▸ INFORMATION SHOWN
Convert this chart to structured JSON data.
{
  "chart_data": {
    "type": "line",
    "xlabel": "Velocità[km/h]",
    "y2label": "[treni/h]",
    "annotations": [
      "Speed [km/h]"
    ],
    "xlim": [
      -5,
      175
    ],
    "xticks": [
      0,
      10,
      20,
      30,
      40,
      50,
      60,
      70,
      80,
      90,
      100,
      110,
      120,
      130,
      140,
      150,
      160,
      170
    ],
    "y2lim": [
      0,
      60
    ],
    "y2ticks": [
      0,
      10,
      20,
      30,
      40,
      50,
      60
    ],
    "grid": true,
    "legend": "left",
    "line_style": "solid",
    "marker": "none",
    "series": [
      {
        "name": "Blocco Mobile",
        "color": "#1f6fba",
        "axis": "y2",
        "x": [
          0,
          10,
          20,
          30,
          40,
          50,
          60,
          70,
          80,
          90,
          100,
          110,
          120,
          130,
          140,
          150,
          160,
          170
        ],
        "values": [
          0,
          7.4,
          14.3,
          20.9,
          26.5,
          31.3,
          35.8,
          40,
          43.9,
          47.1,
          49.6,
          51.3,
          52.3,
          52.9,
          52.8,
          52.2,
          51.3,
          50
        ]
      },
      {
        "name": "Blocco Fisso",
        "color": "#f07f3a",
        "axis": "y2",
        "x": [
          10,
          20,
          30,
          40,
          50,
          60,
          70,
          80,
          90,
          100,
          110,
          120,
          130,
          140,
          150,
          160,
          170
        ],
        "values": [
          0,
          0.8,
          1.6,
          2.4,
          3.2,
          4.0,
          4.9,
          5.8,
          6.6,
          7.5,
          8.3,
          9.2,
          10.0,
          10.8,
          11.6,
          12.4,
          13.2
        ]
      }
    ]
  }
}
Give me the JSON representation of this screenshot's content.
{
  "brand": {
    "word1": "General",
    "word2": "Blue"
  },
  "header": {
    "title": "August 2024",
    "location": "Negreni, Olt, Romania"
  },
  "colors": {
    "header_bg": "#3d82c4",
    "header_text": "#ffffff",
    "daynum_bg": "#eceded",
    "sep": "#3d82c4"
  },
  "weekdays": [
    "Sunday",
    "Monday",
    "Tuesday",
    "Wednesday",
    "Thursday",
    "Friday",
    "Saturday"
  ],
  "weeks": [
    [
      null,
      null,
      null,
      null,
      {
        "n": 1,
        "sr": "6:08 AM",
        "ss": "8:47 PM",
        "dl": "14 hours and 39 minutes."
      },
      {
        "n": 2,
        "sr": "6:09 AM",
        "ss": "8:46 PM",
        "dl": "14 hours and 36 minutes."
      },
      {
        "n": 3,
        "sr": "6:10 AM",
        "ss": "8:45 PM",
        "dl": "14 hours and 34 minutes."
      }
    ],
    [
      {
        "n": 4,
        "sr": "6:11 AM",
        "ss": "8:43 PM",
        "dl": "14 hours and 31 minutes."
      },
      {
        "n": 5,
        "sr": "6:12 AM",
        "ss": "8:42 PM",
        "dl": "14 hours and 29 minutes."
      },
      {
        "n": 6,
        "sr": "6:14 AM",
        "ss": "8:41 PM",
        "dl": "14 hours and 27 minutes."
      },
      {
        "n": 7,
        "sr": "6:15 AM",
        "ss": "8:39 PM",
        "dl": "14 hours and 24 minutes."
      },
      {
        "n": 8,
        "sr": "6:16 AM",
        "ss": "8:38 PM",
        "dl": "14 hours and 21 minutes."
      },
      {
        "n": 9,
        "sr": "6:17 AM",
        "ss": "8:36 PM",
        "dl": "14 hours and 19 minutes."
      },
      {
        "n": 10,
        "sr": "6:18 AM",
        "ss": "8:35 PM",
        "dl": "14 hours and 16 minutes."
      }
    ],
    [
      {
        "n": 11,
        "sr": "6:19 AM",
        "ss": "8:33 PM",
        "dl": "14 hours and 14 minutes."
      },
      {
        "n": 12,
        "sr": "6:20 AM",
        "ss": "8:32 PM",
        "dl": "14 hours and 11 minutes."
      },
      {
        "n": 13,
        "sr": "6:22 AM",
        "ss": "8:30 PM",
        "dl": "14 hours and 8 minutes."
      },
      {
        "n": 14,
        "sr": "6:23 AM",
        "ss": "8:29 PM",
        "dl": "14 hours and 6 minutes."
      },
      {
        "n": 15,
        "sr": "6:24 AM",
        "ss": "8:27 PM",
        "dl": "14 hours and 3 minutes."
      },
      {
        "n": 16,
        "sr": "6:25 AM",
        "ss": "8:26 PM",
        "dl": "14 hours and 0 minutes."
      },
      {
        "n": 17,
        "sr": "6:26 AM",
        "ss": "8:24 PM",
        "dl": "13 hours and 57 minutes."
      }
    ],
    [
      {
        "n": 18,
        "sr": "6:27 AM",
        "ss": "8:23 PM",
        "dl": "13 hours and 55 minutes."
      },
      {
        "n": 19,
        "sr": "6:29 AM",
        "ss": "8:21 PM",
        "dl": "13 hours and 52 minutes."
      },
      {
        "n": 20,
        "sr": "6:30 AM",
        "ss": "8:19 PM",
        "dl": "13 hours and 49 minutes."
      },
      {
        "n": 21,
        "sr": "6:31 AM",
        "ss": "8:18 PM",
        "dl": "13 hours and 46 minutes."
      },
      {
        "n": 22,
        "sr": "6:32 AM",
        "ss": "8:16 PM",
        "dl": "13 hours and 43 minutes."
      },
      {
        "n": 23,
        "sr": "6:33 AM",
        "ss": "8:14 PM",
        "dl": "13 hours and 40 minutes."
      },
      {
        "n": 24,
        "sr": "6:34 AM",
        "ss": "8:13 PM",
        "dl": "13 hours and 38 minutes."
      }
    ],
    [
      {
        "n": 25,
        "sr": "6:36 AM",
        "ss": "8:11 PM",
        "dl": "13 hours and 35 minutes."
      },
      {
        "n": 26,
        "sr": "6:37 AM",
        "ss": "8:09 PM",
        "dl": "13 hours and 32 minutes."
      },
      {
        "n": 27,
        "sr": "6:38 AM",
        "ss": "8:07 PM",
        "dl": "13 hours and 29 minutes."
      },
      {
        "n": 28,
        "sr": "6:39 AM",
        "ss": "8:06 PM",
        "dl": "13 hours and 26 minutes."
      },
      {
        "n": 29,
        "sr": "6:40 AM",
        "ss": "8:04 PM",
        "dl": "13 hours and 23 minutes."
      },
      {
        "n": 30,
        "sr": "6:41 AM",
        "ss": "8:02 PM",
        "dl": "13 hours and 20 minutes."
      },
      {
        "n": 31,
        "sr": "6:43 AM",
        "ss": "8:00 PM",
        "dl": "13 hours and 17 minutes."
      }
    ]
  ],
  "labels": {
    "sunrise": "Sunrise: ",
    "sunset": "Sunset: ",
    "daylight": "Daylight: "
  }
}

▸ EXERCISE
State, as a bare number, how many lines of the listing hold the word "JSON".

▸ WRITTEN RESPONSE
2